> [Task statement]:
Collect every line that includes the string "name".

> [Source records]:

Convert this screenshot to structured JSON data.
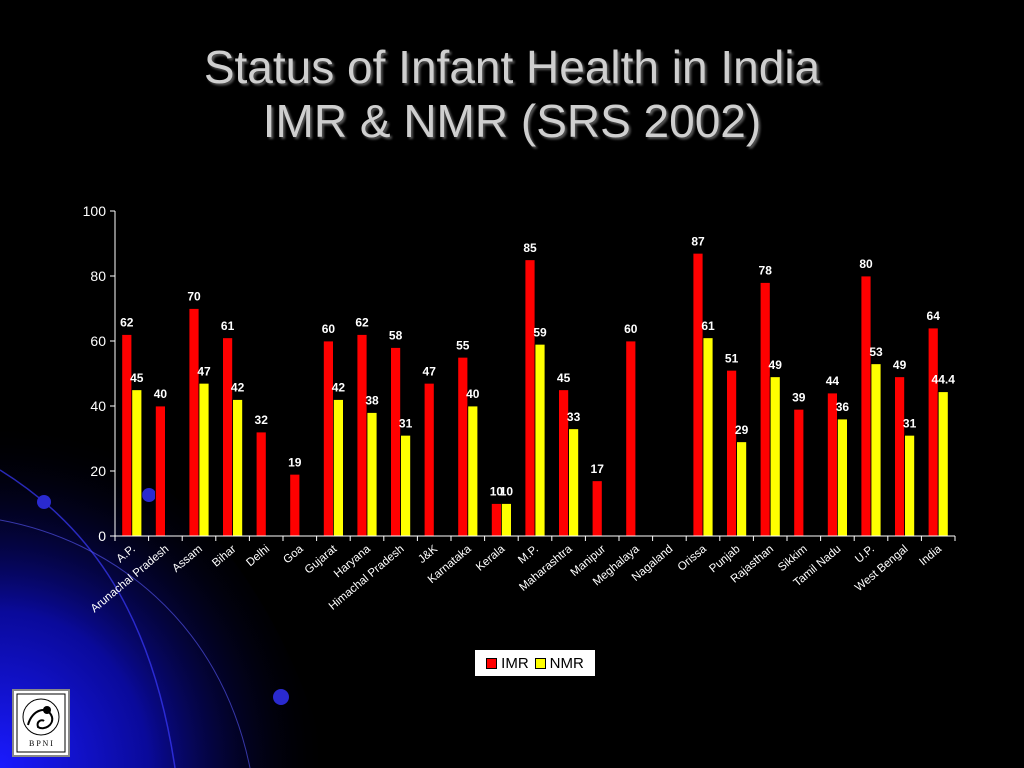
{
  "title": {
    "line1": "Status of Infant Health in India",
    "line2": "IMR & NMR (SRS 2002)"
  },
  "logo": {
    "text": "B P N I"
  },
  "colors": {
    "imr": "#ff0000",
    "nmr": "#ffff00",
    "axis": "#ffffff"
  },
  "chart_data": {
    "type": "bar",
    "title": "",
    "xlabel": "",
    "ylabel": "",
    "ylim": [
      0,
      100
    ],
    "yticks": [
      0,
      20,
      40,
      60,
      80,
      100
    ],
    "legend": "bottom",
    "grid": false,
    "categories": [
      "A.P.",
      "Arunachal Pradesh",
      "Assam",
      "Bihar",
      "Delhi",
      "Goa",
      "Gujarat",
      "Haryana",
      "Himachal Pradesh",
      "J&K",
      "Karnataka",
      "Kerala",
      "M.P.",
      "Maharashtra",
      "Manipur",
      "Meghalaya",
      "Nagaland",
      "Orissa",
      "Punjab",
      "Rajasthan",
      "Sikkim",
      "Tamil Nadu",
      "U.P.",
      "West Bengal",
      "India"
    ],
    "series": [
      {
        "name": "IMR",
        "color": "#ff0000",
        "values": [
          62,
          40,
          70,
          61,
          32,
          19,
          60,
          62,
          58,
          47,
          55,
          10,
          85,
          45,
          17,
          60,
          null,
          87,
          51,
          78,
          39,
          44,
          80,
          49,
          64
        ]
      },
      {
        "name": "NMR",
        "color": "#ffff00",
        "values": [
          45,
          null,
          47,
          42,
          null,
          null,
          42,
          38,
          31,
          null,
          40,
          10,
          59,
          33,
          null,
          null,
          null,
          61,
          29,
          49,
          null,
          36,
          53,
          31,
          44.4
        ]
      }
    ]
  }
}
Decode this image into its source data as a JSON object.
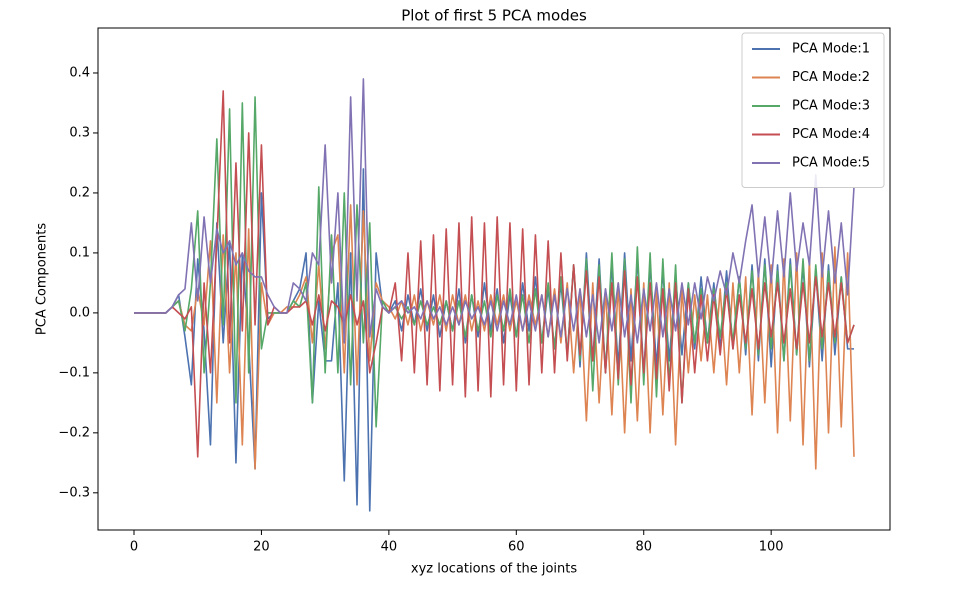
{
  "chart_data": {
    "type": "line",
    "title": "Plot of first 5 PCA modes",
    "x_label": "xyz locations of the joints",
    "y_label": "PCA Components",
    "x": [
      0,
      1,
      2,
      3,
      4,
      5,
      6,
      7,
      8,
      9,
      10,
      11,
      12,
      13,
      14,
      15,
      16,
      17,
      18,
      19,
      20,
      21,
      22,
      23,
      24,
      25,
      26,
      27,
      28,
      29,
      30,
      31,
      32,
      33,
      34,
      35,
      36,
      37,
      38,
      39,
      40,
      41,
      42,
      43,
      44,
      45,
      46,
      47,
      48,
      49,
      50,
      51,
      52,
      53,
      54,
      55,
      56,
      57,
      58,
      59,
      60,
      61,
      62,
      63,
      64,
      65,
      66,
      67,
      68,
      69,
      70,
      71,
      72,
      73,
      74,
      75,
      76,
      77,
      78,
      79,
      80,
      81,
      82,
      83,
      84,
      85,
      86,
      87,
      88,
      89,
      90,
      91,
      92,
      93,
      94,
      95,
      96,
      97,
      98,
      99,
      100,
      101,
      102,
      103,
      104,
      105,
      106,
      107,
      108,
      109,
      110,
      111,
      112,
      113
    ],
    "xlim": [
      -5.65,
      118.65
    ],
    "xticks": [
      0,
      20,
      40,
      60,
      80,
      100
    ],
    "ylim": [
      -0.362,
      0.475
    ],
    "yticks": [
      {
        "value": -0.3,
        "label": "−0.3"
      },
      {
        "value": -0.2,
        "label": "−0.2"
      },
      {
        "value": -0.1,
        "label": "−0.1"
      },
      {
        "value": 0,
        "label": "0.0"
      },
      0.1,
      0.2,
      0.3,
      0.4
    ],
    "legend": "upper right",
    "series": [
      {
        "name": "PCA Mode:1",
        "color": "#4c72b0",
        "values": [
          0,
          0,
          0,
          0,
          0,
          0,
          0.01,
          0.03,
          -0.04,
          -0.12,
          0.09,
          -0.03,
          -0.22,
          0.15,
          -0.05,
          0.12,
          -0.25,
          0.1,
          -0.05,
          -0.26,
          0.2,
          -0.01,
          0,
          0,
          0,
          0.02,
          0.04,
          0.1,
          -0.15,
          0.02,
          -0.08,
          -0.08,
          0.05,
          -0.28,
          0.1,
          -0.32,
          0.24,
          -0.33,
          0.1,
          0.01,
          0,
          0.02,
          -0.03,
          0.03,
          -0.02,
          0.04,
          -0.03,
          0.03,
          -0.04,
          0.02,
          -0.03,
          0.04,
          -0.05,
          0.03,
          -0.04,
          0.05,
          -0.03,
          0.04,
          -0.05,
          0.03,
          -0.04,
          0.05,
          -0.03,
          0.06,
          -0.05,
          0.04,
          -0.06,
          0.05,
          -0.07,
          0.08,
          -0.09,
          0.1,
          -0.08,
          0.09,
          -0.1,
          0.08,
          -0.09,
          0.1,
          -0.08,
          0.09,
          -0.1,
          0.08,
          -0.09,
          0.07,
          -0.08,
          0.06,
          -0.07,
          0.05,
          -0.06,
          0.06,
          -0.05,
          0.05,
          -0.06,
          0.07,
          -0.06,
          0.06,
          -0.07,
          0.08,
          -0.08,
          0.09,
          -0.09,
          0.08,
          -0.08,
          0.09,
          -0.07,
          0.08,
          -0.09,
          0.07,
          -0.08,
          0.08,
          -0.07,
          0.06,
          -0.06,
          -0.06
        ]
      },
      {
        "name": "PCA Mode:2",
        "color": "#dd8452",
        "values": [
          0,
          0,
          0,
          0,
          0,
          0,
          0.01,
          0.02,
          -0.02,
          -0.03,
          0.04,
          -0.02,
          0.12,
          -0.15,
          0.13,
          -0.1,
          0.1,
          -0.22,
          0.14,
          -0.26,
          0.05,
          -0.02,
          0,
          0,
          0.01,
          0.01,
          0.03,
          0.06,
          -0.05,
          0.08,
          -0.06,
          0.1,
          0.13,
          -0.1,
          0.18,
          -0.12,
          0.17,
          -0.08,
          0.05,
          0.02,
          0.01,
          -0.01,
          0.02,
          -0.02,
          0.03,
          -0.03,
          0.02,
          -0.02,
          0.03,
          -0.03,
          0.03,
          -0.02,
          0.03,
          -0.03,
          0.02,
          -0.03,
          0.03,
          -0.02,
          0.03,
          -0.03,
          0.02,
          -0.03,
          0.03,
          -0.02,
          0.03,
          -0.04,
          0.04,
          -0.05,
          0.05,
          -0.1,
          0.04,
          -0.18,
          0.05,
          -0.15,
          0.04,
          -0.17,
          0.05,
          -0.2,
          0.04,
          -0.18,
          0.05,
          -0.2,
          0.04,
          -0.17,
          0.05,
          -0.22,
          0.04,
          -0.1,
          0.03,
          -0.08,
          0.03,
          -0.1,
          0.04,
          -0.12,
          0.05,
          -0.1,
          0.06,
          -0.17,
          0.07,
          -0.15,
          0.08,
          -0.2,
          0.09,
          -0.18,
          0.1,
          -0.22,
          0.09,
          -0.26,
          0.1,
          -0.2,
          0.11,
          -0.19,
          0.1,
          -0.24
        ]
      },
      {
        "name": "PCA Mode:3",
        "color": "#55a868",
        "values": [
          0,
          0,
          0,
          0,
          0,
          0,
          0.01,
          0.02,
          -0.03,
          0.04,
          0.17,
          -0.1,
          0.05,
          0.29,
          -0.02,
          0.34,
          -0.15,
          0.35,
          -0.1,
          0.36,
          -0.06,
          0,
          0,
          0,
          0,
          0.02,
          0.01,
          0.05,
          -0.15,
          0.21,
          -0.1,
          0.13,
          -0.1,
          0.2,
          -0.12,
          0.18,
          -0.05,
          0.15,
          -0.19,
          0.02,
          0,
          0.01,
          -0.01,
          0.01,
          -0.02,
          0.02,
          -0.02,
          0.01,
          -0.02,
          0.02,
          -0.03,
          0.02,
          -0.04,
          0.03,
          -0.03,
          0.02,
          -0.04,
          0.03,
          -0.03,
          0.04,
          -0.04,
          0.03,
          -0.05,
          0.04,
          -0.05,
          0.05,
          -0.06,
          0.06,
          -0.07,
          0.08,
          -0.08,
          0.09,
          -0.13,
          0.08,
          -0.1,
          0.1,
          -0.12,
          0.09,
          -0.15,
          0.11,
          -0.12,
          0.1,
          -0.14,
          0.09,
          -0.12,
          0.08,
          -0.15,
          0.05,
          -0.05,
          0.04,
          -0.05,
          0.04,
          -0.04,
          0.05,
          -0.05,
          0.06,
          -0.06,
          0.07,
          -0.07,
          0.08,
          -0.06,
          0.07,
          -0.08,
          0.08,
          -0.07,
          0.09,
          -0.08,
          0.08,
          -0.06,
          0.07,
          -0.05,
          0.06,
          -0.05,
          -0.02
        ]
      },
      {
        "name": "PCA Mode:4",
        "color": "#c44e52",
        "values": [
          0,
          0,
          0,
          0,
          0,
          0,
          0.01,
          0,
          -0.01,
          0.01,
          -0.24,
          0.05,
          -0.1,
          0.12,
          0.37,
          -0.05,
          0.25,
          -0.03,
          0.3,
          -0.02,
          0.28,
          -0.02,
          0.01,
          0,
          0,
          0.01,
          0.01,
          0.02,
          -0.02,
          0.03,
          -0.03,
          0.02,
          0.01,
          -0.02,
          0.03,
          -0.02,
          0.02,
          -0.1,
          -0.05,
          0.01,
          0,
          0.05,
          -0.08,
          0.1,
          -0.1,
          0.12,
          -0.12,
          0.13,
          -0.13,
          0.14,
          -0.12,
          0.15,
          -0.14,
          0.16,
          -0.13,
          0.15,
          -0.14,
          0.16,
          -0.12,
          0.15,
          -0.13,
          0.14,
          -0.12,
          0.13,
          -0.1,
          0.12,
          -0.1,
          0.1,
          -0.08,
          0.08,
          -0.07,
          0.07,
          -0.08,
          0.06,
          -0.1,
          0.05,
          -0.11,
          0.07,
          -0.12,
          0.06,
          -0.1,
          0.05,
          -0.11,
          0.04,
          -0.13,
          0.05,
          -0.15,
          0.04,
          -0.1,
          0.03,
          -0.08,
          0.03,
          -0.07,
          0.04,
          -0.06,
          0.03,
          -0.05,
          0.04,
          -0.06,
          0.05,
          -0.04,
          0.05,
          -0.05,
          0.04,
          -0.06,
          0.05,
          -0.05,
          0.06,
          -0.04,
          0.05,
          -0.04,
          0.05,
          -0.05,
          -0.02
        ]
      },
      {
        "name": "PCA Mode:5",
        "color": "#8172b3",
        "values": [
          0,
          0,
          0,
          0,
          0,
          0,
          0.01,
          0.03,
          0.04,
          0.15,
          0.02,
          0.16,
          0.05,
          0.14,
          0.1,
          0.12,
          0.08,
          0.1,
          0.07,
          0.06,
          0.06,
          0.03,
          0.01,
          0,
          0,
          0.05,
          0.04,
          0.02,
          0.1,
          0.08,
          0.28,
          0.05,
          0.2,
          -0.05,
          0.36,
          0.02,
          0.39,
          -0.04,
          0.04,
          0.01,
          0,
          0.01,
          0.02,
          0,
          0.01,
          -0.01,
          0.02,
          -0.01,
          0.01,
          -0.02,
          0.01,
          -0.02,
          0.02,
          -0.01,
          0.01,
          -0.02,
          0.02,
          -0.03,
          0.02,
          -0.02,
          0.03,
          -0.03,
          0.02,
          -0.03,
          0.03,
          -0.04,
          0.03,
          -0.04,
          0.04,
          -0.03,
          0.04,
          -0.04,
          0.03,
          -0.05,
          0.04,
          -0.03,
          0.05,
          -0.04,
          0.03,
          -0.05,
          0.04,
          -0.03,
          0.05,
          -0.04,
          0.04,
          -0.03,
          0.05,
          -0.02,
          0.05,
          -0.01,
          0.06,
          0.02,
          0.07,
          0.03,
          0.1,
          0.05,
          0.12,
          0.18,
          0.06,
          0.16,
          0.05,
          0.17,
          0.06,
          0.2,
          0.07,
          0.15,
          0.08,
          0.23,
          0.06,
          0.17,
          0.05,
          0.15,
          0.03,
          0.21
        ]
      }
    ]
  }
}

> [Result for this task]:
        "name": "IMR",
        "name": "NMR",
        "name": "PCA Mode:1",
        "name": "PCA Mode:2",
        "name": "PCA Mode:3",
        "name": "PCA Mode:4",
        "name": "PCA Mode:5",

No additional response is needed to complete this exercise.